◆ Quoted text
Re: Proposed CSRF countermeasure

On Tue, Aug 27, 2013 at 12:54 PM, Brad Hill <hillbrad@gmail.com> wrote:

> I guess I question the consistency of the reasoning here.   On the one
> hand, you say it's a good idea to make server-side decisions, e.g. in a
> WAF, to manage exceptions and set the policy in the first place.   On the
> other, you say it's not a good idea to insist the server have knowledge of
> the invocation safety of its own resources.
>

The point is in the complexity of identifying, tracking, and managing
server-side decisions. Where CSP tries to mitigate the *impact* of XSS
rather than fix it (everyone still insists on server-side data validation),
this is motivated by the desire to simplify how apps may control a user's
session context with regard to a resource.

My stance is better interpreted as it's not a good idea to expect the
server's knowledge to always be complete or its invocation without flaws.
One example I used was Wordpress' /wp-admin/ directory. Wordpress has
strong anti-CSRF tokens. But some plugins forget to implement them.
Consequently, they become unnecessarily vulnerable. This SOS idea was to
make available a countermeasure that affects how resources receive session
state (i.e. cookies) rather than a countermeasure that makes forgery more
difficult. And do so in a way that might be easier than current
countermeasures.



>  Why couldn't decisions about which cookies to strip also be made by a WAF
> with the same level of configuration and knowledge of application structure
> as is needed for SOS?
>
>
They could; I wanted to explore stronger ways to establish security between
site and User Agent without intermediary components.

-Mike




>
> On Tue, Aug 27, 2013 at 12:45 PM, Michael Shema <mshema@qualys.com> wrote:
>
>> On Mon, Aug 26, 2013 at 1:39 PM, Brad Hill <hillbrad@gmail.com> wrote:
>>
>>> Thanks for the interesting proposal.  You mentioned briefly in the
>>> original message that you decided not to target cookies with this policy
>>> because they are “already ugly, clunky and broken”.

◆ Short exercise
Return the passage from the email about the CSRF countermeasure word for word, starting with "Consequently, they become" and going on through "needed for SOS?". Rely only on the email about the CSRF countermeasure.

◆ Extracted entries
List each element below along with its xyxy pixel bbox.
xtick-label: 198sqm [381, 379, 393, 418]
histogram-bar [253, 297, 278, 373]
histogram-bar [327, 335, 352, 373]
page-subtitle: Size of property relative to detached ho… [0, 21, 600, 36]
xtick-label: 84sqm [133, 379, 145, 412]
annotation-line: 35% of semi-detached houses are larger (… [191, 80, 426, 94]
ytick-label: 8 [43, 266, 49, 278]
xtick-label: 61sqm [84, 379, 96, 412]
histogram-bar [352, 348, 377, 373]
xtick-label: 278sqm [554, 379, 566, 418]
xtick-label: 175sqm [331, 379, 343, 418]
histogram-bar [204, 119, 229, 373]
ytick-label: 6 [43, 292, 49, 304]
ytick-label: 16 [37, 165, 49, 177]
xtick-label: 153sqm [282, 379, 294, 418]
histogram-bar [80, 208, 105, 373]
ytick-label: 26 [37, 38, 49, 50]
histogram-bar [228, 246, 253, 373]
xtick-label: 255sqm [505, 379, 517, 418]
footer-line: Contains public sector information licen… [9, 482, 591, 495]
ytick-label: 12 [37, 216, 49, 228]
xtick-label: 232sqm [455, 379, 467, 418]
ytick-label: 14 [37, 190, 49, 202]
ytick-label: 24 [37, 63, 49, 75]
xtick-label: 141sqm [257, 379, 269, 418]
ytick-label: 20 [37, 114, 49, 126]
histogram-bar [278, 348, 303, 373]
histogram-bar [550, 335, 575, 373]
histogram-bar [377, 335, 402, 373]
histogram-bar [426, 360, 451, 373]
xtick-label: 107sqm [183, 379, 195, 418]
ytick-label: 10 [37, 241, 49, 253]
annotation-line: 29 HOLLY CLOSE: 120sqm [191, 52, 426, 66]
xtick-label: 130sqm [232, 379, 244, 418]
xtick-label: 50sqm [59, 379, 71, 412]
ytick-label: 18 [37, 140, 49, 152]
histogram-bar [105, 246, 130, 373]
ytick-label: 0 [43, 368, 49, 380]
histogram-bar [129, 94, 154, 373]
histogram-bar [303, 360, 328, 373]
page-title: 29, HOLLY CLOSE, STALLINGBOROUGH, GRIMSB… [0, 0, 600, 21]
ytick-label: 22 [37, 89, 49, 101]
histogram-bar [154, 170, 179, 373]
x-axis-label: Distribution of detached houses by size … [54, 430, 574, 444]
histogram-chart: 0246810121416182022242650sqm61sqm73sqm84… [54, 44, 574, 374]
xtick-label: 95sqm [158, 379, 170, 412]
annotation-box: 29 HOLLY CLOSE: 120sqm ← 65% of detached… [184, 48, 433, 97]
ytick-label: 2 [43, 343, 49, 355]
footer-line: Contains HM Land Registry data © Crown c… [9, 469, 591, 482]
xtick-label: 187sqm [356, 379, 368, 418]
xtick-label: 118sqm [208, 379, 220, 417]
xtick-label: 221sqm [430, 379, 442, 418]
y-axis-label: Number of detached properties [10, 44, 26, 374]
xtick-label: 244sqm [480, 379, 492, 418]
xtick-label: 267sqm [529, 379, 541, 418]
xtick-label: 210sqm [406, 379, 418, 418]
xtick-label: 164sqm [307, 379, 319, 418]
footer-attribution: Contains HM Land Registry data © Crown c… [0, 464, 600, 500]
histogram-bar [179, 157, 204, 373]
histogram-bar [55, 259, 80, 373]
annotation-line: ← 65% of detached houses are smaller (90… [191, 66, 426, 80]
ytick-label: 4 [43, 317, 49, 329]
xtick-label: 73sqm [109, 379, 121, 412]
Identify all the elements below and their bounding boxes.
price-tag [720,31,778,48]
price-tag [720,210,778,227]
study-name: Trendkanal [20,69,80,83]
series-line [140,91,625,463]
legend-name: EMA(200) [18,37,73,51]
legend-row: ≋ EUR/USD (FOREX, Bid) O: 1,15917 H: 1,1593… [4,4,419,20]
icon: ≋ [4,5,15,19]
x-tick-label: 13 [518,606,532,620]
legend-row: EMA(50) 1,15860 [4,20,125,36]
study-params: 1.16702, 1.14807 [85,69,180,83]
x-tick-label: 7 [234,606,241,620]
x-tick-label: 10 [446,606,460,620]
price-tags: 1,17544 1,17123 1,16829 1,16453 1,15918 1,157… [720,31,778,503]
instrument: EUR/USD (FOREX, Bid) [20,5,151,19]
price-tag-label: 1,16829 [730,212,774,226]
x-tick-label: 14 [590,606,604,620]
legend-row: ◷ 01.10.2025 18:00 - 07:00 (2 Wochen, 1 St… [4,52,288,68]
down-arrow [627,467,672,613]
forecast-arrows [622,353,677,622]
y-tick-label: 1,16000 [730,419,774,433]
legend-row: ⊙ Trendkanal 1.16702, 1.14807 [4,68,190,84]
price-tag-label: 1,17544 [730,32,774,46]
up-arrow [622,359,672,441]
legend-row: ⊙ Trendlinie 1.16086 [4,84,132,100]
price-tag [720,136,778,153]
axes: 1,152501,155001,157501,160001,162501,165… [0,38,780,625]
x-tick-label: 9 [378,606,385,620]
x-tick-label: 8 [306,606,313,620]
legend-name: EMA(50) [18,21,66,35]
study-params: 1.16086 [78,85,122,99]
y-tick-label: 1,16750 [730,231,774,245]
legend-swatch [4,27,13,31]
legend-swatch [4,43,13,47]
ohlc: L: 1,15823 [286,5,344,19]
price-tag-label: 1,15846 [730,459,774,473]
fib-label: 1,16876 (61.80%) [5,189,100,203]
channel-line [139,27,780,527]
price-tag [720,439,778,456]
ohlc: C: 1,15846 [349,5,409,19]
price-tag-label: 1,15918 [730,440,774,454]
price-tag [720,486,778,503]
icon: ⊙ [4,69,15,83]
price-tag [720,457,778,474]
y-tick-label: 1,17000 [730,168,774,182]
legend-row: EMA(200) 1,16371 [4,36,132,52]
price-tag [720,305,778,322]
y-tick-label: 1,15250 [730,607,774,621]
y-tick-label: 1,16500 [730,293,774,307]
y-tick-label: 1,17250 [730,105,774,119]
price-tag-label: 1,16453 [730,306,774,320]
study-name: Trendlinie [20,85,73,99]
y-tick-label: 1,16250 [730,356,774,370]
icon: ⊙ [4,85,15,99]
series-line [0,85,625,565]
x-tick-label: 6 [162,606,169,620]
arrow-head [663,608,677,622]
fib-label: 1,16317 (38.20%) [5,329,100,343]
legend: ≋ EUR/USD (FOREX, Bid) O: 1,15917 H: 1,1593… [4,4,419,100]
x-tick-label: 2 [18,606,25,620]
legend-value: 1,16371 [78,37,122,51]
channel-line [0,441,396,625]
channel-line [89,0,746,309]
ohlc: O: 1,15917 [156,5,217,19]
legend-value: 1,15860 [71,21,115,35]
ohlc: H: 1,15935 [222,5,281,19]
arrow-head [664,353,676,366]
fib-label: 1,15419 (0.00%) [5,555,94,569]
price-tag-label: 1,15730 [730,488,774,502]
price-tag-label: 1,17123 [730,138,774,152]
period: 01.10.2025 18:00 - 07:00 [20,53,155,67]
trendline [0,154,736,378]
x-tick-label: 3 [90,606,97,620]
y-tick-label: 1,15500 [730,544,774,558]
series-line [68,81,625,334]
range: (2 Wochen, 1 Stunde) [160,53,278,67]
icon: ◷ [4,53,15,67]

◆ Complete response
Consequently, they become unnecessarily vulnerable. This SOS idea was to
make available a countermeasure that affects how resources receive session
state (i.e. cookies) rather than a countermeasure that makes forgery more
difficult. And do so in a way that might be easier than current
countermeasures.



>  Why couldn't decisions about which cookies to strip also be made by a WAF
> with the same level of configuration and knowledge of application structure
> as is needed for SOS?